--- Extract to read ---
-*-*-

HERMANN — It is a bit of good news at a time when Gasconade County government officials can use some: sales tax revenue has increased, even as unemployment numbers grow amid the coronavirus …
HERMANN — It is a bit of good news at a time when Gasconade County government officials can use some: sales tax revenue has increased, even as unemployment numbers grow amid the coronavirus outbreak and area businesses feel the effects of a stay-at-home order.
The county’s sales tax reimbursement check for April, reflecting sales made in March, was for $88,274 — almost $6,000 more than the amount received in the same month a year ago and the largest April payment in the past six years. The amount helps trim the year-to-year shortfall for the first four months to $14,884 behind the 2019 amount. So far this year, Gasconade County has received $320,259, compared to $335,145 received during the first four months of 2019.
County Treasurer Mike Feagan said he couldn’t pinpoint the reason for the unexpected increase and is looking to next month’s check as a more-accurate barometer of the local economy. Based on disappointing payments received in the first three months and faced with depressed business activity because of the coronavirus, county government officials had been expecting a substantially smaller April check.
“If we can pick up $6,000 or so a month, that would be really helpful,” said Feagan as he gave his sales tax report at Thursday morning’s session of the County Commission.
Regarding the coronavirus situation, Presiding Commissioner Larry Miskel, R-Hermann, noted that there were two positive tests for the virus in the county. He said he asked for the location of the cases, but Gasconade County Health Department officials declined to tell him where the infected residents live. Miskel did say that the Sheriff’s Department knows the location of the two cases.
Also, Miskel Thursday morning responded to the author of a letter to the editor in a local newspaper who questioned whether the Health Department overstepped its authority when it issued a stay-at-home order. “We, as a commission, have always supported the Health Department and we’re on the record doing that,” Miskel said.
The top administrator also commented on his position in recent weeks of being opposed to a stay-at-home order unless it was applied statewide through a gubernatorial order. Only days later, the county health agency issued its stay-at-home order, which was endorsed by Miskel during a Commission session. The next day, Gov. Mike Parson issued a statewide stay-at-home order, negating any concern Miskel might have about the county Health Department order. “Now, that’s a moot point,” he said.

-*-*-

--- Data for analysis ---

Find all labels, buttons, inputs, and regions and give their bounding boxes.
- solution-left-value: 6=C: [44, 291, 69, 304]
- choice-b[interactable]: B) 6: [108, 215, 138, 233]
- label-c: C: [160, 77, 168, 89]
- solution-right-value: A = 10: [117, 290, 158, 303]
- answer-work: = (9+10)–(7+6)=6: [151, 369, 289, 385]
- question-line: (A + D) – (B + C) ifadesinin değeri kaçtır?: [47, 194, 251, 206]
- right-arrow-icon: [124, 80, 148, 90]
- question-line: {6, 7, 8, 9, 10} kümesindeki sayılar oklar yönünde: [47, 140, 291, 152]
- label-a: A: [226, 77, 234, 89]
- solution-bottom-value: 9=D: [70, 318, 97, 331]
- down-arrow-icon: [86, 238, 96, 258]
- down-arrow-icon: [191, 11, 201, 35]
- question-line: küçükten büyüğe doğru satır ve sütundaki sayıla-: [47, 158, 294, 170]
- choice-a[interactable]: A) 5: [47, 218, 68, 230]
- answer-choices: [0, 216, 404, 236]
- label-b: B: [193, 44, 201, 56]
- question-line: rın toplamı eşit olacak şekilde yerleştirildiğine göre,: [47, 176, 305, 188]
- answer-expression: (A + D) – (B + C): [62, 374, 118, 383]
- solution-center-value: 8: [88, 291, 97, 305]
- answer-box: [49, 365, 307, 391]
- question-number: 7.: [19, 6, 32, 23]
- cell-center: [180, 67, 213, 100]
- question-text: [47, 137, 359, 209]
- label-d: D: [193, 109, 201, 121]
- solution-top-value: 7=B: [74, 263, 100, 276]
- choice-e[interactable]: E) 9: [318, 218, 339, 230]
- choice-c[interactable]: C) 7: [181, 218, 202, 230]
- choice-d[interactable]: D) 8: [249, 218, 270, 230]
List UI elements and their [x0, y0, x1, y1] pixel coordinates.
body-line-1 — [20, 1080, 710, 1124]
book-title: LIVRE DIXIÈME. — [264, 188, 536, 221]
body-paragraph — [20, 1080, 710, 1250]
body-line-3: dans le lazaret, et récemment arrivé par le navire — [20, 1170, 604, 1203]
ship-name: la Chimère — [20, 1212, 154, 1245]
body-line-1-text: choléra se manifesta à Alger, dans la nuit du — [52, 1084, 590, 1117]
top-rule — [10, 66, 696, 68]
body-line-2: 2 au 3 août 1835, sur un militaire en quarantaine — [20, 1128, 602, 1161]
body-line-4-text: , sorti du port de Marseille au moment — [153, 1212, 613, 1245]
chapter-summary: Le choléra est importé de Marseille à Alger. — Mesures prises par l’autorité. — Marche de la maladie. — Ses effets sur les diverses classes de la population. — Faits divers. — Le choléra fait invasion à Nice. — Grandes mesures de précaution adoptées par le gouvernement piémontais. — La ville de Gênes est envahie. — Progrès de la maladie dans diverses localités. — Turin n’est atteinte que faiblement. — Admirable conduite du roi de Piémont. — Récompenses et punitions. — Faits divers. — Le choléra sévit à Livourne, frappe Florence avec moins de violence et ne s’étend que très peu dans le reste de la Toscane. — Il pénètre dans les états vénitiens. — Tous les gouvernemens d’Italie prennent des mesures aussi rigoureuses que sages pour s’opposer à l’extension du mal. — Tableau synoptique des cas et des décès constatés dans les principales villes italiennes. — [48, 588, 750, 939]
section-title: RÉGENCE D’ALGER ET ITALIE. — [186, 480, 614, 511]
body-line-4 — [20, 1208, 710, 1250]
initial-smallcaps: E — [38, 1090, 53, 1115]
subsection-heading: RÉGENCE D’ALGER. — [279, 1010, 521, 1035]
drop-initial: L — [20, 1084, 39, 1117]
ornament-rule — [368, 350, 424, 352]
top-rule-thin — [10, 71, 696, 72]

-*-*-

--- Task to carry out ---
Reproduce, without any change, the passage of the article on Gasconade County sales tax revenue that runs from "The county’s sales" up to and including "smaller April check.".

--- Answer space ---
The county’s sales tax reimbursement check for April, reflecting sales made in March, was for $88,274 — almost $6,000 more than the amount received in the same month a year ago and the largest April payment in the past six years. The amount helps trim the year-to-year shortfall for the first four months to $14,884 behind the 2019 amount. So far this year, Gasconade County has received $320,259, compared to $335,145 received during the first four months of 2019.
County Treasurer Mike Feagan said he couldn’t pinpoint the reason for the unexpected increase and is looking to next month’s check as a more-accurate barometer of the local economy. Based on disappointing payments received in the first three months and faced with depressed business activity because of the coronavirus, county government officials had been expecting a substantially smaller April check.